### WHAT THE TASK REQUIRES:
Read the listing below and copy out every line that holds "image".

### THE INPUT:
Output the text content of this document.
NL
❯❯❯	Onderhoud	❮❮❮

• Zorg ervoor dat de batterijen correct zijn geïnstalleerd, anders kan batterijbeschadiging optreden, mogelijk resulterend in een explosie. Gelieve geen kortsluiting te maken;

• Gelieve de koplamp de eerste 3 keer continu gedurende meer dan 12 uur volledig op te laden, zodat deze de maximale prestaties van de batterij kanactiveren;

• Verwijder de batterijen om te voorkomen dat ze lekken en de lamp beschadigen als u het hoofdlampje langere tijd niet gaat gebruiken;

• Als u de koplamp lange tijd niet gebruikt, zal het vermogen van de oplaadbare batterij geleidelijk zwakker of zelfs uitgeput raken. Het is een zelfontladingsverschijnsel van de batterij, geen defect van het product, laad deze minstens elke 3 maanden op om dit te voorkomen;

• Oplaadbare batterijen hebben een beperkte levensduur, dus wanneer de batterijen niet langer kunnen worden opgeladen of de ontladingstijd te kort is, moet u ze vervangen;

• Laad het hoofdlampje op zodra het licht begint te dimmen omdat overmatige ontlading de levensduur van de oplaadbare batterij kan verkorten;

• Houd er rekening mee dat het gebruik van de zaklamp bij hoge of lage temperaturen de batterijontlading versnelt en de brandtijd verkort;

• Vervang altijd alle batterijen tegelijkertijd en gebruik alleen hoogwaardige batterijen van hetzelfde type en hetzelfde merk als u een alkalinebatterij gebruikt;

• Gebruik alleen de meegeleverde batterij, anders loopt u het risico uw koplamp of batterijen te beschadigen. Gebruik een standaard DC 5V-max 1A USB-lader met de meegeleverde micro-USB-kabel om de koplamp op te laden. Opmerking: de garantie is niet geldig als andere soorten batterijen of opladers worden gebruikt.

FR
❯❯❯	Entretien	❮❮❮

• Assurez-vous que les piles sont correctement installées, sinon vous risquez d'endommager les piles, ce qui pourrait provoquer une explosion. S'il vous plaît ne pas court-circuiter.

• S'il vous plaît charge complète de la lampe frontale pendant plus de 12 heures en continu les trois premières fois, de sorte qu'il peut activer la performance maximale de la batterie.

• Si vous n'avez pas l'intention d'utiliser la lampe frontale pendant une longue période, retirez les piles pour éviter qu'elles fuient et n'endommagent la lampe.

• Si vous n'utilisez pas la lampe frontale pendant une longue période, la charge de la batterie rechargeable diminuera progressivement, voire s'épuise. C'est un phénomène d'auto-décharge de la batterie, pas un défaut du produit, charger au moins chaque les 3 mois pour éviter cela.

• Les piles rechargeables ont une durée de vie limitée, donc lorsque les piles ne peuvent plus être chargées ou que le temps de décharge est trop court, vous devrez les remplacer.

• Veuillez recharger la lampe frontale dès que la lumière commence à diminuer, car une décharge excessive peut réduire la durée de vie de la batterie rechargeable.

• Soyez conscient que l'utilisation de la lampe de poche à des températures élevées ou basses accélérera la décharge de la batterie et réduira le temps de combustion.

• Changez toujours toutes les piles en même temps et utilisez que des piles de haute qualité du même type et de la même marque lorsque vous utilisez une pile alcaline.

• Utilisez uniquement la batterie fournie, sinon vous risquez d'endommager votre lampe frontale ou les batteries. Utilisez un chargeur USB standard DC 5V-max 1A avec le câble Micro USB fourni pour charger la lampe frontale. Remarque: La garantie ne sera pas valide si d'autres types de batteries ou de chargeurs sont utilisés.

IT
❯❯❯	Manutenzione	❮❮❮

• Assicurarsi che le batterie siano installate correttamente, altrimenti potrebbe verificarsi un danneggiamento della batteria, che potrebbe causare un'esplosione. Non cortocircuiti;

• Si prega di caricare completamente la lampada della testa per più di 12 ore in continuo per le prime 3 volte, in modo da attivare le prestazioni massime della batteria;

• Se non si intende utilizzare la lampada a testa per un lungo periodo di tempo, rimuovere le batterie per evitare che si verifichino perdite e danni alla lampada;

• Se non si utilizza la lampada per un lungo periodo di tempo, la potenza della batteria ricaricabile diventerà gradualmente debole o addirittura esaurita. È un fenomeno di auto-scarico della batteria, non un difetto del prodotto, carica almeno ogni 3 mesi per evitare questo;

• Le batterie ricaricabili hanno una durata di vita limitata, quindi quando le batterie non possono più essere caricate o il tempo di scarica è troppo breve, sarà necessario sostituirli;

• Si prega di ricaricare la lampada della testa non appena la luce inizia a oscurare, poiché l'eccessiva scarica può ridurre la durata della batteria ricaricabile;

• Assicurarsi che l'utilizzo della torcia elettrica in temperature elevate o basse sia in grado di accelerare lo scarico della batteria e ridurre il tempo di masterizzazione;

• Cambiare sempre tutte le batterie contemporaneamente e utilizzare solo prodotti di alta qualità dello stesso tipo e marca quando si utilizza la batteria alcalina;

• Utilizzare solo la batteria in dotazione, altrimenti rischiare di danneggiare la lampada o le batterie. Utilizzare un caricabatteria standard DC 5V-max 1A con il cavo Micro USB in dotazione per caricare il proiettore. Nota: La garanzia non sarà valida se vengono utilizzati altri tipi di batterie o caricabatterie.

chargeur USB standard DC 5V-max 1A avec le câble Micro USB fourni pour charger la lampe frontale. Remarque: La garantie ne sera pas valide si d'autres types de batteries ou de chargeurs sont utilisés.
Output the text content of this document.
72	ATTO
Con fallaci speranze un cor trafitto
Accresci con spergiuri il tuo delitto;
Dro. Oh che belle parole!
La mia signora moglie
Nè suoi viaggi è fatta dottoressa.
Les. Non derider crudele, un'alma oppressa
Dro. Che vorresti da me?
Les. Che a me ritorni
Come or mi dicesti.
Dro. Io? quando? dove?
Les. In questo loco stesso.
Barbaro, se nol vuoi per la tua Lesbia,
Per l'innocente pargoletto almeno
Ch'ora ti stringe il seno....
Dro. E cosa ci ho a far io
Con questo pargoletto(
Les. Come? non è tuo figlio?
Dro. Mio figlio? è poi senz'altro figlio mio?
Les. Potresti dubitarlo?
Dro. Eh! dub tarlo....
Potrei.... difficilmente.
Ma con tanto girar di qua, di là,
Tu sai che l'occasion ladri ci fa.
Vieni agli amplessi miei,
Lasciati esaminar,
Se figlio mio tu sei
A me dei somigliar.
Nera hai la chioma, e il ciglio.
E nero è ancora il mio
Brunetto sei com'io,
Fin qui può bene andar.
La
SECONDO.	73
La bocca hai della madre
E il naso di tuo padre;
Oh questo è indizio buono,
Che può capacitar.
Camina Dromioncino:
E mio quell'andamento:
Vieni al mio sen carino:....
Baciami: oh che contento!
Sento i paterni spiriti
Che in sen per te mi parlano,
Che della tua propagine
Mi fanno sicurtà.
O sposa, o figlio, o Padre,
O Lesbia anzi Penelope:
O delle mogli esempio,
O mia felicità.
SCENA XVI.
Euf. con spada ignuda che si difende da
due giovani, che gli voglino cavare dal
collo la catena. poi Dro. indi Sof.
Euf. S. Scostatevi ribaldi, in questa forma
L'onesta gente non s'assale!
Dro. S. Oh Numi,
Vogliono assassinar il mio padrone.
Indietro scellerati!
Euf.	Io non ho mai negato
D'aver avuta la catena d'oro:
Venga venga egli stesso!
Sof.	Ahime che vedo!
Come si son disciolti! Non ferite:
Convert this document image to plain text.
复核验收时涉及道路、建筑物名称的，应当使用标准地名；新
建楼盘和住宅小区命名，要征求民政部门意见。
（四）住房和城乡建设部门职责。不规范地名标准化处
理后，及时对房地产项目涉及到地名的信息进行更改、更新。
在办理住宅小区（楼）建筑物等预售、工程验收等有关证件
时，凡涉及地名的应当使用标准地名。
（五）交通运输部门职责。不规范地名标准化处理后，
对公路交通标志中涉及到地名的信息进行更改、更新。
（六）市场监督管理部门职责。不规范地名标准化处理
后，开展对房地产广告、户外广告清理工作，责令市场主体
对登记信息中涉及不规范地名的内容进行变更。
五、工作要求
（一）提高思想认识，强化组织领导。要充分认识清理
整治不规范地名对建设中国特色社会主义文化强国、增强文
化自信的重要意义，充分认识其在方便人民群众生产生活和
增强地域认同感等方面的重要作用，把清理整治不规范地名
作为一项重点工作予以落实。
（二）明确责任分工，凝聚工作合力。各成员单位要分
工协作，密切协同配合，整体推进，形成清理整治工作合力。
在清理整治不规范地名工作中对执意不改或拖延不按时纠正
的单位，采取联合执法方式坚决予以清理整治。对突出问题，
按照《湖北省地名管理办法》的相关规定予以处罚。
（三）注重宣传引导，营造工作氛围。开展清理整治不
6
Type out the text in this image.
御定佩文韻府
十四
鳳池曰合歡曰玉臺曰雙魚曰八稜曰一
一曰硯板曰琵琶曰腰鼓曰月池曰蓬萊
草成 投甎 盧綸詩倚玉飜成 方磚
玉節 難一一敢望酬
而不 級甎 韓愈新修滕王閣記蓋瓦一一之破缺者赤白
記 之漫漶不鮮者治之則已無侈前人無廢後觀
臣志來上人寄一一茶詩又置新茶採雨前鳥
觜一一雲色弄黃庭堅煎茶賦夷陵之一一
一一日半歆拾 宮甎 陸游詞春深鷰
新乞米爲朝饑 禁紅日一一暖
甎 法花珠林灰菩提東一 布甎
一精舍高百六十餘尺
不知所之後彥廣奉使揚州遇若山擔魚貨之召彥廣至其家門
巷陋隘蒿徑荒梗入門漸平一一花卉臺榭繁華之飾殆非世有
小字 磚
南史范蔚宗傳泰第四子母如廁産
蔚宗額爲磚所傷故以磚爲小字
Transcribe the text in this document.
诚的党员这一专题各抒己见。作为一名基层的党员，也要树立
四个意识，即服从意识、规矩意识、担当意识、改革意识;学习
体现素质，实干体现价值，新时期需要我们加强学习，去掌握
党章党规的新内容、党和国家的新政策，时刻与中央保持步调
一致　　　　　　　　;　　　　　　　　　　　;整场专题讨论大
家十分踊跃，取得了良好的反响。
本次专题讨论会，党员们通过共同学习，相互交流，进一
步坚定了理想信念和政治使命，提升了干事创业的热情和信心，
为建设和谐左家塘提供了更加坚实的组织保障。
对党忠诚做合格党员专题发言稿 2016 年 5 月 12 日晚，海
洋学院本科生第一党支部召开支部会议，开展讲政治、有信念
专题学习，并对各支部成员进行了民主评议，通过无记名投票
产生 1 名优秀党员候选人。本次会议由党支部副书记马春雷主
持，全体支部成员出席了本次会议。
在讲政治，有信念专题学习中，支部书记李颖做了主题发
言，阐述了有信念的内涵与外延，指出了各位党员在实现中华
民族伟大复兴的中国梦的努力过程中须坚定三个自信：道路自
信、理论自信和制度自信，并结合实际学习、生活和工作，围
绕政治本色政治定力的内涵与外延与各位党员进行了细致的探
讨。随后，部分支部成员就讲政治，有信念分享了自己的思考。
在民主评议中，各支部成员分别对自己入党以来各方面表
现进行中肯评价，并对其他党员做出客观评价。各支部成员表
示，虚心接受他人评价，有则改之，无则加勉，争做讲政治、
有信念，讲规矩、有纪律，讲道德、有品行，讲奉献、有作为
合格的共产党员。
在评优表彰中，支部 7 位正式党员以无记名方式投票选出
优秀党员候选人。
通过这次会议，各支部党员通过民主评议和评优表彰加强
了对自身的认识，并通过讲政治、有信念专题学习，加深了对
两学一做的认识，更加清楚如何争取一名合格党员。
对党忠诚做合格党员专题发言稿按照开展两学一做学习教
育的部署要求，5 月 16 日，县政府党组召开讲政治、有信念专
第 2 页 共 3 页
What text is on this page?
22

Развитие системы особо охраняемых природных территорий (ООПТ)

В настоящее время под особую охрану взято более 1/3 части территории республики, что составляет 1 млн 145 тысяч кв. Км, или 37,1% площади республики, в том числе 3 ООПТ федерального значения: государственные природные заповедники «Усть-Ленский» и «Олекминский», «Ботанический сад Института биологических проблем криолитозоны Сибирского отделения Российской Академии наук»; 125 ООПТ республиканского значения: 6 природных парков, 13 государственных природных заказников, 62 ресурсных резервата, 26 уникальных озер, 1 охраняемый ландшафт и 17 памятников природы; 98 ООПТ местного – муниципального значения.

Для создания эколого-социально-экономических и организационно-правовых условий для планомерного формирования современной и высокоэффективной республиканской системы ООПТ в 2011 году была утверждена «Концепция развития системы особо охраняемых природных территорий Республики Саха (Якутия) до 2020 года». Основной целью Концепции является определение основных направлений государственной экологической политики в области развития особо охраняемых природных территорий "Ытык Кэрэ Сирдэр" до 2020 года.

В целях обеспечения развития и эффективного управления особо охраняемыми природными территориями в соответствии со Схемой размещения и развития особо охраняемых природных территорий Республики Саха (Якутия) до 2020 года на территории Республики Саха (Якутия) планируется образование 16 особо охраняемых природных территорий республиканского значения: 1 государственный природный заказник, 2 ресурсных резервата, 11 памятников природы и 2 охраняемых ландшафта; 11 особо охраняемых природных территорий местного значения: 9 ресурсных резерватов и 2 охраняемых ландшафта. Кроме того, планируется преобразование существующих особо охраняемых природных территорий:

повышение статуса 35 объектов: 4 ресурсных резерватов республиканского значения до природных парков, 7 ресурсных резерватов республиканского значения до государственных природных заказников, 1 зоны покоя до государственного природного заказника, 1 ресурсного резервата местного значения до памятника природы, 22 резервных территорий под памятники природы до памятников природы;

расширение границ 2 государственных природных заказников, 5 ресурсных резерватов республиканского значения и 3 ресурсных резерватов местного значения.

### EXERCISE ANSWER:
Convert this document image to plain text.
Type out the text in this image.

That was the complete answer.